▶ **REQUIREMENTS**
Collect each line of the records containing the string "Return".

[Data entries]
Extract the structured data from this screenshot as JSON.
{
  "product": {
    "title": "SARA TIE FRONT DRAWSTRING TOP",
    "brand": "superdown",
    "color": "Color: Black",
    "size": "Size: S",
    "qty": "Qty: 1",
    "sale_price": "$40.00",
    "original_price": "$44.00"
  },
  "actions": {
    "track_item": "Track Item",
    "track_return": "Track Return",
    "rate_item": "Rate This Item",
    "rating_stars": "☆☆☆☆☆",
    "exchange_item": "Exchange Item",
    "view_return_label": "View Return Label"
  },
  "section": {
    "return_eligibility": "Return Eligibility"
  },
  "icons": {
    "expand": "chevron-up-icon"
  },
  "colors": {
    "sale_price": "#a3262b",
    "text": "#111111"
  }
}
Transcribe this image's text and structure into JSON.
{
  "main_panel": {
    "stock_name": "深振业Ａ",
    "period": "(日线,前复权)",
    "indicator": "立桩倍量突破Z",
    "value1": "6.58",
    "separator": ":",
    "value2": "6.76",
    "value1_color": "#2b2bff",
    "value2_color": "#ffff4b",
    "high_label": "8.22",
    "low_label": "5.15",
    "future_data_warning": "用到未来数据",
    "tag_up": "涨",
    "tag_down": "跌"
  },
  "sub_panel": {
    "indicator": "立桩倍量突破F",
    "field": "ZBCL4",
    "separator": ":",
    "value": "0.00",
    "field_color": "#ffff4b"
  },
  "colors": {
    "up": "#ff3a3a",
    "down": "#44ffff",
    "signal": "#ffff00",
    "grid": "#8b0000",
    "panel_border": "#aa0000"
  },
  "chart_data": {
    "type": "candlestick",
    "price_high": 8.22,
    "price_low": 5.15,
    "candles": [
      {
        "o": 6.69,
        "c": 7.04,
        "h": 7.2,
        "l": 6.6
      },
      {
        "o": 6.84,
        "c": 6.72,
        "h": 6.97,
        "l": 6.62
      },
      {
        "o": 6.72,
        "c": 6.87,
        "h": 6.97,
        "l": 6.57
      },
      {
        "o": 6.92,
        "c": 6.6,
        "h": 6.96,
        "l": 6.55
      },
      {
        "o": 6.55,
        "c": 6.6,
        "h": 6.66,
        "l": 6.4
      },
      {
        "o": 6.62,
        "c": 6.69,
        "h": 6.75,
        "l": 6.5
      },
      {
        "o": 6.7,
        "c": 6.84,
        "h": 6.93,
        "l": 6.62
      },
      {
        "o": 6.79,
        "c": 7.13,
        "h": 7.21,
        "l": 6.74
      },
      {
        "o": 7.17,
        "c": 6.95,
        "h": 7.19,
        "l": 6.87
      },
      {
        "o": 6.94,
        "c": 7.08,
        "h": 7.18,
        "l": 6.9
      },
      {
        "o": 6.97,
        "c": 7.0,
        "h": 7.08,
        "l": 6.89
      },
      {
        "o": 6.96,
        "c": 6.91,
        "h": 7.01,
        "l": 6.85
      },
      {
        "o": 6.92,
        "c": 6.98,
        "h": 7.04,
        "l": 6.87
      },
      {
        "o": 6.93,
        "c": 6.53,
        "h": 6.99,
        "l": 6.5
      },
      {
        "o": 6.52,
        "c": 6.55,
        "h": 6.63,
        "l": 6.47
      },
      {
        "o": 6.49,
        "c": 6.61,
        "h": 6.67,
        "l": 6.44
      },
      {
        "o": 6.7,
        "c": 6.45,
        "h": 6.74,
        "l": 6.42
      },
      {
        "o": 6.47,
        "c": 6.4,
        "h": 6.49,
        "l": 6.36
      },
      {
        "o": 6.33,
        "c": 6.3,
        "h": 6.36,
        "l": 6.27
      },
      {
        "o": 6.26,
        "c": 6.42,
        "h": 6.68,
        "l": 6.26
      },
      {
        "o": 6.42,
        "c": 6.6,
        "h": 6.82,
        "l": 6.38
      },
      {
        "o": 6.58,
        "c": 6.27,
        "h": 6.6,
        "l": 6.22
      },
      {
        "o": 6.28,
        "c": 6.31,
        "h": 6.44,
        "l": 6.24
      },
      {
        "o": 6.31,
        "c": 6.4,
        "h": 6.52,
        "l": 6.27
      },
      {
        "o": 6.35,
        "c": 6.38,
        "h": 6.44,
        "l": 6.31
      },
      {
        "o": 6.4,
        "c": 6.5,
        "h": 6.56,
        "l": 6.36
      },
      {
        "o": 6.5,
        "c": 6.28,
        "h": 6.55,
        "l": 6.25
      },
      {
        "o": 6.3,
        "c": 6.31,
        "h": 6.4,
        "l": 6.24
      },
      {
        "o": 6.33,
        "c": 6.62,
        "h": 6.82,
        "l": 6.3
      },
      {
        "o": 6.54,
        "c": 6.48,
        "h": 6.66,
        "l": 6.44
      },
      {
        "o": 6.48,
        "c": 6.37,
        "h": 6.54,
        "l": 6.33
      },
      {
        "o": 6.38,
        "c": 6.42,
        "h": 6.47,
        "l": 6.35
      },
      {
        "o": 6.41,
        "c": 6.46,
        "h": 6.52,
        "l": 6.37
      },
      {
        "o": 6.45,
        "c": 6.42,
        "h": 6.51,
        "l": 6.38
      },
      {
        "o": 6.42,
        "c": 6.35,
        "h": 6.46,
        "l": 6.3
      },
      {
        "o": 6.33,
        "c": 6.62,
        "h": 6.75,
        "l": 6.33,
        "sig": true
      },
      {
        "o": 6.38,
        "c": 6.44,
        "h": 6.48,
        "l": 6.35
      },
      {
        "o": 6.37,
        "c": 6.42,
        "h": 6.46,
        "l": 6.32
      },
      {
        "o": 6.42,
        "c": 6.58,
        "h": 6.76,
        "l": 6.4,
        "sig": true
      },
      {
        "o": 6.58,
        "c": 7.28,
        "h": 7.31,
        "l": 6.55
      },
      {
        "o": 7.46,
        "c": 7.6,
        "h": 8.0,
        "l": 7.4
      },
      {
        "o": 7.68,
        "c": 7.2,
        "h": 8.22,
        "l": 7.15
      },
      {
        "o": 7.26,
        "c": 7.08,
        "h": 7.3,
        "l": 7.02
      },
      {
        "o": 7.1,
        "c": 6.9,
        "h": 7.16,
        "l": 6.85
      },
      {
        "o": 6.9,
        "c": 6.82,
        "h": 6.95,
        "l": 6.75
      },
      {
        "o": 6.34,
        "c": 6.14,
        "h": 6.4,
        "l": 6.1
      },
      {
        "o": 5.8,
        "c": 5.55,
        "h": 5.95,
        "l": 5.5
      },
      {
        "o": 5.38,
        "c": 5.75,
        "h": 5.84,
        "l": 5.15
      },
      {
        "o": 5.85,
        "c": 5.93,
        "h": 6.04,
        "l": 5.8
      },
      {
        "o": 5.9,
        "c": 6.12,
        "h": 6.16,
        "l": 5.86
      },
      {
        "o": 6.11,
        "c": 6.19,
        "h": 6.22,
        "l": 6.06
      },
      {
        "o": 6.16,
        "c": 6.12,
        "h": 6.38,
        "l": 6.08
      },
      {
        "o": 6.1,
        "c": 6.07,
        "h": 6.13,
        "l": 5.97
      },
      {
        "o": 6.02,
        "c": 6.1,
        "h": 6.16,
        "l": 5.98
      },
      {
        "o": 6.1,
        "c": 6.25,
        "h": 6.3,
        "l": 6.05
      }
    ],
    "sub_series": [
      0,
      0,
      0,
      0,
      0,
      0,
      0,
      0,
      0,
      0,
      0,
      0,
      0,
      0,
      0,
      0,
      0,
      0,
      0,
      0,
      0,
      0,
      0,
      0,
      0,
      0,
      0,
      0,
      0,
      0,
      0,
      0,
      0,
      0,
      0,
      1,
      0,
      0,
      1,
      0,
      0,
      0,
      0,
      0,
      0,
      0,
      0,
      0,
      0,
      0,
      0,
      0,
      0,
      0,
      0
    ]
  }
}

▶ **WRITTEN REPLY**
    "track_return": "Track Return",
    "view_return_label": "View Return Label"
    "return_eligibility": "Return Eligibility"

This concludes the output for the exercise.